## EXERCISE DIRECTIONS
Scan the records and identify every line in which the string "CFDI" occurs, then return those lines.

(Dataset items)
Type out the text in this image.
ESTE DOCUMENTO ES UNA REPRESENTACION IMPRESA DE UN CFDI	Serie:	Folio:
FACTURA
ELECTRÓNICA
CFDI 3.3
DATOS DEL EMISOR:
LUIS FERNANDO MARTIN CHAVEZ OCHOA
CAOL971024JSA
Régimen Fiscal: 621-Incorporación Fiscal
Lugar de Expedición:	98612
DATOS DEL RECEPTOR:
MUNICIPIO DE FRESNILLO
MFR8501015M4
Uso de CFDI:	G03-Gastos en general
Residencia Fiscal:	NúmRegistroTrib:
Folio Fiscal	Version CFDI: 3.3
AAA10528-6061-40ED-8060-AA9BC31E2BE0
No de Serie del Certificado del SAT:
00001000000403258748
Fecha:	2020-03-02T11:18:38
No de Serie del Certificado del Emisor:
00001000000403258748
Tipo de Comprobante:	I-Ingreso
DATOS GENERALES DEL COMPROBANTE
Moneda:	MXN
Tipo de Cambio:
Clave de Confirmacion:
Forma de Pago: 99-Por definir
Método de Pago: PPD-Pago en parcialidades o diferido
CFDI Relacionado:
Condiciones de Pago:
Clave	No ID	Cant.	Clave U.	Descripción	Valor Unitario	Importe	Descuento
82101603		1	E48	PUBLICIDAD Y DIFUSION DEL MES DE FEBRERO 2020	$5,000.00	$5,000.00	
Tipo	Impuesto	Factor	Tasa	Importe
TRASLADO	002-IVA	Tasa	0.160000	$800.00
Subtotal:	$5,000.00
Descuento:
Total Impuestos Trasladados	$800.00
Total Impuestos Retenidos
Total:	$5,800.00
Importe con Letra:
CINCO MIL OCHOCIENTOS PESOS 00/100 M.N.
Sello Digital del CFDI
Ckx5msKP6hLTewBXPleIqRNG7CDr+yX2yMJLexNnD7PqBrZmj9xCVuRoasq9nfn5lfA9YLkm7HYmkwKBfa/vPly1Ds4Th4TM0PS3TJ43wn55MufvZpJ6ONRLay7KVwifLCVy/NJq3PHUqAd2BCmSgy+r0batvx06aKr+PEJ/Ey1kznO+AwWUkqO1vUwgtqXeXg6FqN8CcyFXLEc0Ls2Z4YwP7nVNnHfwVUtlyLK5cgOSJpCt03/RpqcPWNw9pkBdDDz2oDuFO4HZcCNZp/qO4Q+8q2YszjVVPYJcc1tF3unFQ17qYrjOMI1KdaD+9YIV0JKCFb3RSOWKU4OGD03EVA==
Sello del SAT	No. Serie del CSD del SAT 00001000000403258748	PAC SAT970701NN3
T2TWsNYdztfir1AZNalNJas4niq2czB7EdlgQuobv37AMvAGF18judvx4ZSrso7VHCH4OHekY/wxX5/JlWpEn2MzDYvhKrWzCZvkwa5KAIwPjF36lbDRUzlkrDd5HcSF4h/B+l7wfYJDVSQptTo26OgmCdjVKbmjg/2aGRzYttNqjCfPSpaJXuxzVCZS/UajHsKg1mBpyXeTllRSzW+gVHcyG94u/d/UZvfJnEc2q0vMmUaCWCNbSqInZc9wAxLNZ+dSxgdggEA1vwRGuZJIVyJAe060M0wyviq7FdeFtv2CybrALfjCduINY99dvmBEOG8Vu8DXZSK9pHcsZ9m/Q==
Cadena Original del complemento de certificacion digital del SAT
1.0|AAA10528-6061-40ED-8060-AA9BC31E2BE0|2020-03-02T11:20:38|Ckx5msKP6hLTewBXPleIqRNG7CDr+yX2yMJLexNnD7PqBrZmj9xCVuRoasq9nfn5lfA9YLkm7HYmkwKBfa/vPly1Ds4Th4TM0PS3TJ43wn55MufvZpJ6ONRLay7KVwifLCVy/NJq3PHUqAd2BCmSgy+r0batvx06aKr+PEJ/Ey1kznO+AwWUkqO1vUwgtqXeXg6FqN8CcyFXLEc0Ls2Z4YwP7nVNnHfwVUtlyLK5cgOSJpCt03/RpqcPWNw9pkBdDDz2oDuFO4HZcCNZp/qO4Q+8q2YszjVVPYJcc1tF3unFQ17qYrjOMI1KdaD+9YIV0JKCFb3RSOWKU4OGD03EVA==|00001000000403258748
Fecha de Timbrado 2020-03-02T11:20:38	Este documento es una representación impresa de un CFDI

...

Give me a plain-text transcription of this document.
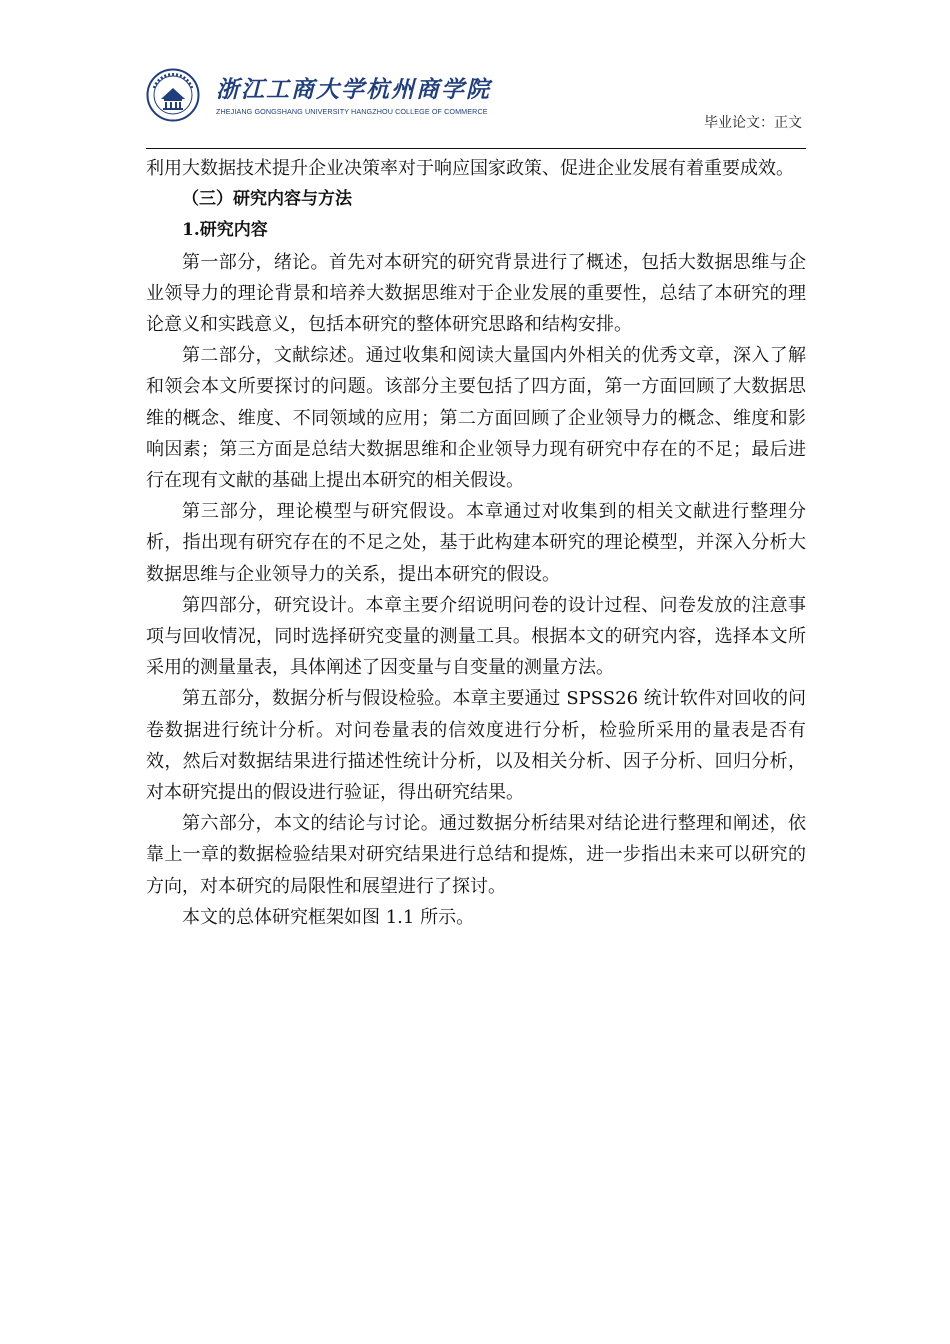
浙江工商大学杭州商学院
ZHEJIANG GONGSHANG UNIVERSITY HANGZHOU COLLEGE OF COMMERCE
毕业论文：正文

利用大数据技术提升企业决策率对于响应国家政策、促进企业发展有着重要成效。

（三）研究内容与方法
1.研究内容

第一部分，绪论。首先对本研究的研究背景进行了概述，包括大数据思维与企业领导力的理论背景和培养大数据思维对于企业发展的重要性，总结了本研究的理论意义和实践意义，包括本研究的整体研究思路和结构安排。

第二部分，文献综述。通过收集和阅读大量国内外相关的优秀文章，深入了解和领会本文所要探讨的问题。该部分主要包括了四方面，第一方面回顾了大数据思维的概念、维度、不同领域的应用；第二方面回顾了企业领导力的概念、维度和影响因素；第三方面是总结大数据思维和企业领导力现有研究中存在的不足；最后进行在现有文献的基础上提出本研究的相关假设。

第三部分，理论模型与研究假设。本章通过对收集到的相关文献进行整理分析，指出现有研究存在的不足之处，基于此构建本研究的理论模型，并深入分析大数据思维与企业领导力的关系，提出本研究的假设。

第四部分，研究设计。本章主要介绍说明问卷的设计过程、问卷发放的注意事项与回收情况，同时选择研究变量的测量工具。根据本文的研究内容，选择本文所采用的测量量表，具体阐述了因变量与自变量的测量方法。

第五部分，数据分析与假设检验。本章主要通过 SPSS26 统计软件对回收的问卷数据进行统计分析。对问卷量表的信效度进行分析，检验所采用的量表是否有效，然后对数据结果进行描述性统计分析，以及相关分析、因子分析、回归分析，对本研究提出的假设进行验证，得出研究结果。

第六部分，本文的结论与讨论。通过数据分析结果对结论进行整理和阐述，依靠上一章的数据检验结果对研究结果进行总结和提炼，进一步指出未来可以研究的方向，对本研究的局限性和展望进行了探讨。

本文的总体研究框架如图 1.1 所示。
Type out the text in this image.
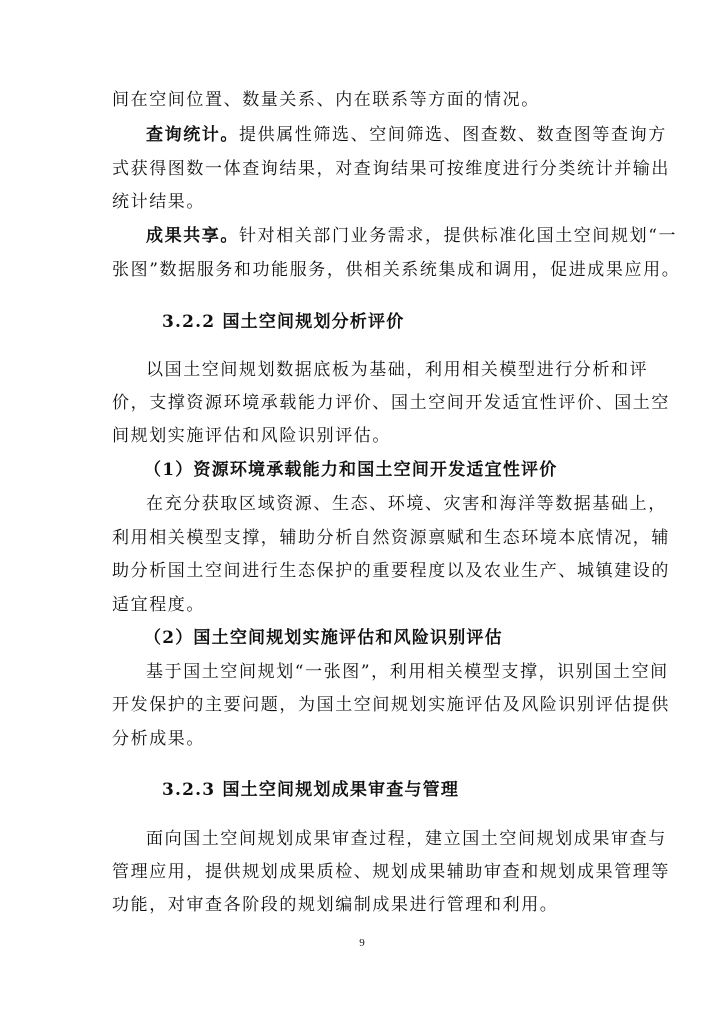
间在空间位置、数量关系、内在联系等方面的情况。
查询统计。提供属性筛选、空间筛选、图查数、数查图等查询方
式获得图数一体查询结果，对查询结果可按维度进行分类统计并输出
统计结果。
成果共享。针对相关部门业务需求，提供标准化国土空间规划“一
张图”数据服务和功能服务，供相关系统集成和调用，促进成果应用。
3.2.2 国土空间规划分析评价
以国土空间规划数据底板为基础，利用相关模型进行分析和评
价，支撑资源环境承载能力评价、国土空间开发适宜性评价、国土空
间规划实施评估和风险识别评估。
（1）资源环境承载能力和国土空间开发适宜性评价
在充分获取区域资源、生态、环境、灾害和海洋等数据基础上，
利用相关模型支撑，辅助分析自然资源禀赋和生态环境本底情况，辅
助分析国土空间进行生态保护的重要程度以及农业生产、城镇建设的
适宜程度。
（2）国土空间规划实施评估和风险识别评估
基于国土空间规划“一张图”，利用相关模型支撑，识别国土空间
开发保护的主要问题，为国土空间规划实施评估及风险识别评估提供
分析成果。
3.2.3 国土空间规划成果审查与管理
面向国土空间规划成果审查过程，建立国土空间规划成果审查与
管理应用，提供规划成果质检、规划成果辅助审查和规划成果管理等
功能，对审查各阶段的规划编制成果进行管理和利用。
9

## TASK RESPONSE
ESTE DOCUMENTO ES UNA REPRESENTACION IMPRESA DE UN CFDI	Serie:	Folio:
CFDI 3.3
Uso de CFDI:	G03-Gastos en general
Folio Fiscal	Version CFDI: 3.3
CFDI Relacionado:
Sello Digital del CFDI
Fecha de Timbrado 2020-03-02T11:20:38	Este documento es una representación impresa de un CFDI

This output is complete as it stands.